# START OF Material
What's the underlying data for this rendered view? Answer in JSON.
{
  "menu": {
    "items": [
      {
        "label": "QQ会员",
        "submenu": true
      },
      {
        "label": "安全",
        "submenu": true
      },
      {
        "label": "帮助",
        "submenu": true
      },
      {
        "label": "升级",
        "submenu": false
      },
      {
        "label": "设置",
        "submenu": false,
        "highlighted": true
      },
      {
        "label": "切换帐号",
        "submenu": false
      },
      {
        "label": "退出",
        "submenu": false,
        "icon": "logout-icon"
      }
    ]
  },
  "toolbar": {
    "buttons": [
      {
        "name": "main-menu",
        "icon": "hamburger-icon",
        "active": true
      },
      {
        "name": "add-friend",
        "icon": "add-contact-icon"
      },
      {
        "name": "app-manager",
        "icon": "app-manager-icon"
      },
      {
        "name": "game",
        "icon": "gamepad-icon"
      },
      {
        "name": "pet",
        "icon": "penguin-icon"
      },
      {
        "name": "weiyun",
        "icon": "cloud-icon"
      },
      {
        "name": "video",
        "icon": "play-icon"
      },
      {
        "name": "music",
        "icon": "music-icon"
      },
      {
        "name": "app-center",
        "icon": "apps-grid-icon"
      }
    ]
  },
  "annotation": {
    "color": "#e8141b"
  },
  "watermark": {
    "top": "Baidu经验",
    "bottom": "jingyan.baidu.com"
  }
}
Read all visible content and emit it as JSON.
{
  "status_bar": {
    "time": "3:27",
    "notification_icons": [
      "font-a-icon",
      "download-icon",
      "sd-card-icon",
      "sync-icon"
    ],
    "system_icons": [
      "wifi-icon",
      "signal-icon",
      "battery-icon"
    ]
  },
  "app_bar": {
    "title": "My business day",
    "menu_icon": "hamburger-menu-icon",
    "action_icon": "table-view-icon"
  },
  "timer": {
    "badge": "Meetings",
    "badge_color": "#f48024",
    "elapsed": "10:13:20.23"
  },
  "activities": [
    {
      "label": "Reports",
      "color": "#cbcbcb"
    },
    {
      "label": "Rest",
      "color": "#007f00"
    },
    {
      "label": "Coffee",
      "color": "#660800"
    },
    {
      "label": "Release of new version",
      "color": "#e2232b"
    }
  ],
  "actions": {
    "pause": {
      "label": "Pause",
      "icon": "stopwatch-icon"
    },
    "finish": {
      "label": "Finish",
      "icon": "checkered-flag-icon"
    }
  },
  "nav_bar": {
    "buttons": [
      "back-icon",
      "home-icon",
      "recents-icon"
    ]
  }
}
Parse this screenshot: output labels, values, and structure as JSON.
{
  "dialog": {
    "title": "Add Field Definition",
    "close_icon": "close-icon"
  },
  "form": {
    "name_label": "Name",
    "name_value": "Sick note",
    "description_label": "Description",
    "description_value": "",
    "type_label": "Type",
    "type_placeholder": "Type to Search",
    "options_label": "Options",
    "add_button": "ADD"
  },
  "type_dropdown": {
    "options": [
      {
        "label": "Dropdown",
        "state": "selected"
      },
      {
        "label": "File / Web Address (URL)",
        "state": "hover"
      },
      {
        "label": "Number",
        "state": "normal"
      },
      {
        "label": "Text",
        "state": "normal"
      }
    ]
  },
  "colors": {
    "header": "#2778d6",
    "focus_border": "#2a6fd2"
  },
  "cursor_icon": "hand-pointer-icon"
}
# END OF Material
Task: Extract every line above exactly as it stands.

Result of the exercise:
What's the underlying data for this rendered view? Answer in JSON.
{
  "menu": {
    "items": [
      {
        "label": "QQ会员",
        "submenu": true
      },
      {
        "label": "安全",
        "submenu": true
      },
      {
        "label": "帮助",
        "submenu": true
      },
      {
        "label": "升级",
        "submenu": false
      },
      {
        "label": "设置",
        "submenu": false,
        "highlighted": true
      },
      {
        "label": "切换帐号",
        "submenu": false
      },
      {
        "label": "退出",
        "submenu": false,
        "icon": "logout-icon"
      }
    ]
  },
  "toolbar": {
    "buttons": [
      {
        "name": "main-menu",
        "icon": "hamburger-icon",
        "active": true
      },
      {
        "name": "add-friend",
        "icon": "add-contact-icon"
      },
      {
        "name": "app-manager",
        "icon": "app-manager-icon"
      },
      {
        "name": "game",
        "icon": "gamepad-icon"
      },
      {
        "name": "pet",
        "icon": "penguin-icon"
      },
      {
        "name": "weiyun",
        "icon": "cloud-icon"
      },
      {
        "name": "video",
        "icon": "play-icon"
      },
      {
        "name": "music",
        "icon": "music-icon"
      },
      {
        "name": "app-center",
        "icon": "apps-grid-icon"
      }
    ]
  },
  "annotation": {
    "color": "#e8141b"
  },
  "watermark": {
    "top": "Baidu经验",
    "bottom": "jingyan.baidu.com"
  }
}
Read all visible content and emit it as JSON.
{
  "status_bar": {
    "time": "3:27",
    "notification_icons": [
      "font-a-icon",
      "download-icon",
      "sd-card-icon",
      "sync-icon"
    ],
    "system_icons": [
      "wifi-icon",
      "signal-icon",
      "battery-icon"
    ]
  },
  "app_bar": {
    "title": "My business day",
    "menu_icon": "hamburger-menu-icon",
    "action_icon": "table-view-icon"
  },
  "timer": {
    "badge": "Meetings",
    "badge_color": "#f48024",
    "elapsed": "10:13:20.23"
  },
  "activities": [
    {
      "label": "Reports",
      "color": "#cbcbcb"
    },
    {
      "label": "Rest",
      "color": "#007f00"
    },
    {
      "label": "Coffee",
      "color": "#660800"
    },
    {
      "label": "Release of new version",
      "color": "#e2232b"
    }
  ],
  "actions": {
    "pause": {
      "label": "Pause",
      "icon": "stopwatch-icon"
    },
    "finish": {
      "label": "Finish",
      "icon": "checkered-flag-icon"
    }
  },
  "nav_bar": {
    "buttons": [
      "back-icon",
      "home-icon",
      "recents-icon"
    ]
  }
}
Parse this screenshot: output labels, values, and structure as JSON.
{
  "dialog": {
    "title": "Add Field Definition",
    "close_icon": "close-icon"
  },
  "form": {
    "name_label": "Name",
    "name_value": "Sick note",
    "description_label": "Description",
    "description_value": "",
    "type_label": "Type",
    "type_placeholder": "Type to Search",
    "options_label": "Options",
    "add_button": "ADD"
  },
  "type_dropdown": {
    "options": [
      {
        "label": "Dropdown",
        "state": "selected"
      },
      {
        "label": "File / Web Address (URL)",
        "state": "hover"
      },
      {
        "label": "Number",
        "state": "normal"
      },
      {
        "label": "Text",
        "state": "normal"
      }
    ]
  },
  "colors": {
    "header": "#2778d6",
    "focus_border": "#2a6fd2"
  },
  "cursor_icon": "hand-pointer-icon"
}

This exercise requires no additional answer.